(Dataset entries)
-- begin --

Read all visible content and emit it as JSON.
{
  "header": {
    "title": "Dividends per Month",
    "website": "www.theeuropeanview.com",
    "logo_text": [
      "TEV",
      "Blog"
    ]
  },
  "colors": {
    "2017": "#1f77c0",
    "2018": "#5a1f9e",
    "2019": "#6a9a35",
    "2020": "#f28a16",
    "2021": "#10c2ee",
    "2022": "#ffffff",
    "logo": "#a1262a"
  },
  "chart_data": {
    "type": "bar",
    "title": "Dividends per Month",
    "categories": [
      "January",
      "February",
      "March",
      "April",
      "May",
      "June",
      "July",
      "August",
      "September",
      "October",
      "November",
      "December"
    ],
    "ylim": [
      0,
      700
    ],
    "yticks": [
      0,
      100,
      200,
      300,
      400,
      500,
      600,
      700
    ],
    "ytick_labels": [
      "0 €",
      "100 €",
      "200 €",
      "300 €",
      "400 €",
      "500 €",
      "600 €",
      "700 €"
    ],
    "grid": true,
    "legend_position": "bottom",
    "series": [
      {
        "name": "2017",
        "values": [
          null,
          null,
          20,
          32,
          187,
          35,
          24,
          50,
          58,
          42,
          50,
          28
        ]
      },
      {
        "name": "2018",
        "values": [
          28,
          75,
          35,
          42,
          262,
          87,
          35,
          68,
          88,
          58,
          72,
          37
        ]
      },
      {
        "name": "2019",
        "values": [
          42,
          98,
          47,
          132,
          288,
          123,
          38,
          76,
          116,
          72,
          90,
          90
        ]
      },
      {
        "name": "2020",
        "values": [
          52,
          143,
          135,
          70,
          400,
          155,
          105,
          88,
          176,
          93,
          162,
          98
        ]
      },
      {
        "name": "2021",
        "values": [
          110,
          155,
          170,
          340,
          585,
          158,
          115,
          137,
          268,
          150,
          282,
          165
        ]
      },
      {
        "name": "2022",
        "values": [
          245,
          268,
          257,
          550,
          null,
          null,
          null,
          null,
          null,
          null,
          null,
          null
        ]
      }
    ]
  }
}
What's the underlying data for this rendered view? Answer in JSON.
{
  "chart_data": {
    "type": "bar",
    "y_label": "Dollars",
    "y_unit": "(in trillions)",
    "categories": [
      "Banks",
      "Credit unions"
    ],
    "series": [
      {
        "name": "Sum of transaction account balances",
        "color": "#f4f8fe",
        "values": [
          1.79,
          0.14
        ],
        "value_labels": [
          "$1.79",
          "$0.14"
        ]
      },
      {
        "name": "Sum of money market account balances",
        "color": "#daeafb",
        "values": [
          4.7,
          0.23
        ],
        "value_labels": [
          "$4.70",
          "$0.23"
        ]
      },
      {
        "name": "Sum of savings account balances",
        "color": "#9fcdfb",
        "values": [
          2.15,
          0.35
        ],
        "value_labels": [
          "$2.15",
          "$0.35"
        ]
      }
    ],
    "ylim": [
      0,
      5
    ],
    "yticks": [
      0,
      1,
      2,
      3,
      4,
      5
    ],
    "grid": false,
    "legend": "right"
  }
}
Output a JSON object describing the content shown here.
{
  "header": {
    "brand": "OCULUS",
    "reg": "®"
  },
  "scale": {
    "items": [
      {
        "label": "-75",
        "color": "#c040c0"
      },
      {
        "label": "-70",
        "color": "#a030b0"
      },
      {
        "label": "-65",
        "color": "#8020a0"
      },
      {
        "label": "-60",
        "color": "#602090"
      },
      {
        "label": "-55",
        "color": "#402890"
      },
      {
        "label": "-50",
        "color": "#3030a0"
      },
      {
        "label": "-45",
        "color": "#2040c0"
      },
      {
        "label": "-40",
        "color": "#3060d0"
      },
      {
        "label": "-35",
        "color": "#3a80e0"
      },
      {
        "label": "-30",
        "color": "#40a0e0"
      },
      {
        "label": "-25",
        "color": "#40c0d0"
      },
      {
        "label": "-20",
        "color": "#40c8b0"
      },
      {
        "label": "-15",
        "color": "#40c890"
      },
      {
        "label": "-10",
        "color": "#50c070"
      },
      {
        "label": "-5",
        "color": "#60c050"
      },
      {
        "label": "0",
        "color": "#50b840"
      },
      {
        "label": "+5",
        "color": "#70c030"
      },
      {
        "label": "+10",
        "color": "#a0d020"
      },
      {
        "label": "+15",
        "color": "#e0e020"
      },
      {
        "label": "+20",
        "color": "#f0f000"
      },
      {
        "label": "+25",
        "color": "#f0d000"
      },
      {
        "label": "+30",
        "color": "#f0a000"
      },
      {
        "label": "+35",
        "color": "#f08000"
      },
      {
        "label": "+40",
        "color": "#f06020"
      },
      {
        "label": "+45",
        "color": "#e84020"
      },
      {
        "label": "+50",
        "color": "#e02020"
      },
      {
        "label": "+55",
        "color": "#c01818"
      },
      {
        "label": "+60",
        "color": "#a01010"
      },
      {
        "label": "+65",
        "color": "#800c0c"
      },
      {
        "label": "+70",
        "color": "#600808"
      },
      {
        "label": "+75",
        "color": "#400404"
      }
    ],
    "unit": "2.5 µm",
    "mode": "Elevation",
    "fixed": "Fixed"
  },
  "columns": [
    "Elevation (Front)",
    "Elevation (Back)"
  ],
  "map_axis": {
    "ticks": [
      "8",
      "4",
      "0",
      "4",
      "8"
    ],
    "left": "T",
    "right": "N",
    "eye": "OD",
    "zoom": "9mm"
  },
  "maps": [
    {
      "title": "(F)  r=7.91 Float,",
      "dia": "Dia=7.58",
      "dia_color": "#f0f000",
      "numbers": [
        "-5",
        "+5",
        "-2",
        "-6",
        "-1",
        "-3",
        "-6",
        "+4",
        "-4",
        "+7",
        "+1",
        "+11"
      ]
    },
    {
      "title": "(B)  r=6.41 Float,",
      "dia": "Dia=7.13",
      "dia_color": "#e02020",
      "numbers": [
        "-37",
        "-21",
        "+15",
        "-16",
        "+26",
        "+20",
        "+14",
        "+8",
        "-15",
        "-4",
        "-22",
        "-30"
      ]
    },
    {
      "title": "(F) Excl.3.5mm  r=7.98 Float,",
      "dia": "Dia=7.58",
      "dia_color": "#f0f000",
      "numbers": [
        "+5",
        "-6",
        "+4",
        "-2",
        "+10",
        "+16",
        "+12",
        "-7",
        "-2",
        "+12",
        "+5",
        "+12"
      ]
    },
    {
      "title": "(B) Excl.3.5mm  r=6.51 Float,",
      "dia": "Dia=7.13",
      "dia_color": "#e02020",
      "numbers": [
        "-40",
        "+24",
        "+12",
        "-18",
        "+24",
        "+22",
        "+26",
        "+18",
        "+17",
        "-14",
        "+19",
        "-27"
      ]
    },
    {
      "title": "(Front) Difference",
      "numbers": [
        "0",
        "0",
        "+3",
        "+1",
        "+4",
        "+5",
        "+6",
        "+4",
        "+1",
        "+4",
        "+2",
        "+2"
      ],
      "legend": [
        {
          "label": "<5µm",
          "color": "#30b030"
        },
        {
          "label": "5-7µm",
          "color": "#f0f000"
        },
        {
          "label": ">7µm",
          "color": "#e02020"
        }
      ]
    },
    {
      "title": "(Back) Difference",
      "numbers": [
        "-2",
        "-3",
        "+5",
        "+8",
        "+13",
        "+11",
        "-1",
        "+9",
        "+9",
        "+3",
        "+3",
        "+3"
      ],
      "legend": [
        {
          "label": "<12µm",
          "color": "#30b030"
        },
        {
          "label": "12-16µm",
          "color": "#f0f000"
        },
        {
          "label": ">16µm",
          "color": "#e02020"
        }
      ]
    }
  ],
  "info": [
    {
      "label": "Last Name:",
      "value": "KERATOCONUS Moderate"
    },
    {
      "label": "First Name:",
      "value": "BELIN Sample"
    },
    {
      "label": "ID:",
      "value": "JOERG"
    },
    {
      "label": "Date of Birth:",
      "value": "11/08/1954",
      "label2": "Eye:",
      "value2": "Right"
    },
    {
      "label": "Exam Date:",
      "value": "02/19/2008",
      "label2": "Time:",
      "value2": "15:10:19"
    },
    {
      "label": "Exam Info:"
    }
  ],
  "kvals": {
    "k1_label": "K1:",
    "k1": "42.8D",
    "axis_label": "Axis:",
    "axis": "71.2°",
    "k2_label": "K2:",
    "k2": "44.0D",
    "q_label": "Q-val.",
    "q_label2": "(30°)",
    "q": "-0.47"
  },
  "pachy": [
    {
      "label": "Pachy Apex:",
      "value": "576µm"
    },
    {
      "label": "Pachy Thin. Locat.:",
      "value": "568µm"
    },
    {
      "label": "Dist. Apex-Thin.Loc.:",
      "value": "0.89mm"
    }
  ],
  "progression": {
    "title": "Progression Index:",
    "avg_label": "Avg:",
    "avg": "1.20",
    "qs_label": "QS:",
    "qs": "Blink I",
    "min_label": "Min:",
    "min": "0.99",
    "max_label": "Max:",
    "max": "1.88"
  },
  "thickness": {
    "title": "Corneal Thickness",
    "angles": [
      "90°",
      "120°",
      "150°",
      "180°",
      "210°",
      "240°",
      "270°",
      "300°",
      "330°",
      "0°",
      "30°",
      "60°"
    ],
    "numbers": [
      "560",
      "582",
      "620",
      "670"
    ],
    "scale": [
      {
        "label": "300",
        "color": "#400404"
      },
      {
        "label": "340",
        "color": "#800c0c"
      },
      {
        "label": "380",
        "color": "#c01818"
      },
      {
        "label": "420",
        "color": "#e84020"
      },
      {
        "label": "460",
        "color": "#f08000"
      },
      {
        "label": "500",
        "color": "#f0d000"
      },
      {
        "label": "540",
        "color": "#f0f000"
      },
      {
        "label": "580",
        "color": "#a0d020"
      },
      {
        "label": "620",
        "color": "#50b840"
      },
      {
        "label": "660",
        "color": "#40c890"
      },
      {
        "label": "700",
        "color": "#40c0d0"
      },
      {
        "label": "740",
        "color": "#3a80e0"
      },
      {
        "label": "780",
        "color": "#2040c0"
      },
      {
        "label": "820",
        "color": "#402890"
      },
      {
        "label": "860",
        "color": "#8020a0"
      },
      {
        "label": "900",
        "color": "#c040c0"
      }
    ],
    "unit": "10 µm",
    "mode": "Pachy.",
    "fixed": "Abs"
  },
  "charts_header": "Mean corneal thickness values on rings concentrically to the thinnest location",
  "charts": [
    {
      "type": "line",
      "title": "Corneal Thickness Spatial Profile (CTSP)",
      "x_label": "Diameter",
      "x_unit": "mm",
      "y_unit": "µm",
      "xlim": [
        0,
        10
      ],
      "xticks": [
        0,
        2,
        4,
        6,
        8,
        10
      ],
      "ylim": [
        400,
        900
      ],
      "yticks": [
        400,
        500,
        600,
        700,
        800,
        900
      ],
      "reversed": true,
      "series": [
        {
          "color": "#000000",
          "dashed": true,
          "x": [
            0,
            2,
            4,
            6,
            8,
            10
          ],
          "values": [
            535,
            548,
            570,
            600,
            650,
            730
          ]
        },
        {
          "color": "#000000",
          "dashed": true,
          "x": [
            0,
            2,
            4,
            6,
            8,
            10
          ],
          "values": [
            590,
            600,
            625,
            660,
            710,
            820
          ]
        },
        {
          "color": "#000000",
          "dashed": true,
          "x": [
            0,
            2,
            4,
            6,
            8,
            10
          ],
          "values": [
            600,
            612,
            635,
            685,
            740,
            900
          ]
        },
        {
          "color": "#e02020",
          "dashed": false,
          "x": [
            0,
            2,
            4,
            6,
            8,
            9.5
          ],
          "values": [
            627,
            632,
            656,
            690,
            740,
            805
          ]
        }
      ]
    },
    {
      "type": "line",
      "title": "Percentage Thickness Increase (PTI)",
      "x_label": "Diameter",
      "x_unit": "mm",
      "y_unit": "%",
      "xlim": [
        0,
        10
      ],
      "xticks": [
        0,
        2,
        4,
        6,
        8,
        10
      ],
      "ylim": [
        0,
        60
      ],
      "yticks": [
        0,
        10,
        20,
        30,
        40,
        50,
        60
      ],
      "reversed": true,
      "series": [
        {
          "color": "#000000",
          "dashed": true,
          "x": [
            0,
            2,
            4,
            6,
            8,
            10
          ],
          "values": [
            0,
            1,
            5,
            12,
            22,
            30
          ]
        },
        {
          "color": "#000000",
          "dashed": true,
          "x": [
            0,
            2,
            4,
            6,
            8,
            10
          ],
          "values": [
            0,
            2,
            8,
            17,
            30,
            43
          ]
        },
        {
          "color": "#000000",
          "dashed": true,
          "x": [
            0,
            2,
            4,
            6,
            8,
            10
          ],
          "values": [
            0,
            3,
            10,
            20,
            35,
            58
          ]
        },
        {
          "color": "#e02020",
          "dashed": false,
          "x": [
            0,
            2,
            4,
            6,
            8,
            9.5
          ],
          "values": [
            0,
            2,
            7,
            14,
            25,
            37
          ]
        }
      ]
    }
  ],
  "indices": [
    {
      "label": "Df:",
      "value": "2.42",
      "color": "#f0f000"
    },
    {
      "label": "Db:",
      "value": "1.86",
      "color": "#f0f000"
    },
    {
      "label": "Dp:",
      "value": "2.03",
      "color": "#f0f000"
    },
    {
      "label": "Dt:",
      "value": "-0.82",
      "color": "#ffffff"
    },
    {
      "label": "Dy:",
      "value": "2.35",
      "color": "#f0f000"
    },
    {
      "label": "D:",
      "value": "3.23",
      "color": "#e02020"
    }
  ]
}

-- end --

== Written request ==
Copy out all lines that carry the word "account".

== Task answer ==
        "name": "Sum of transaction account balances",
        "name": "Sum of money market account balances",
        "name": "Sum of savings account balances",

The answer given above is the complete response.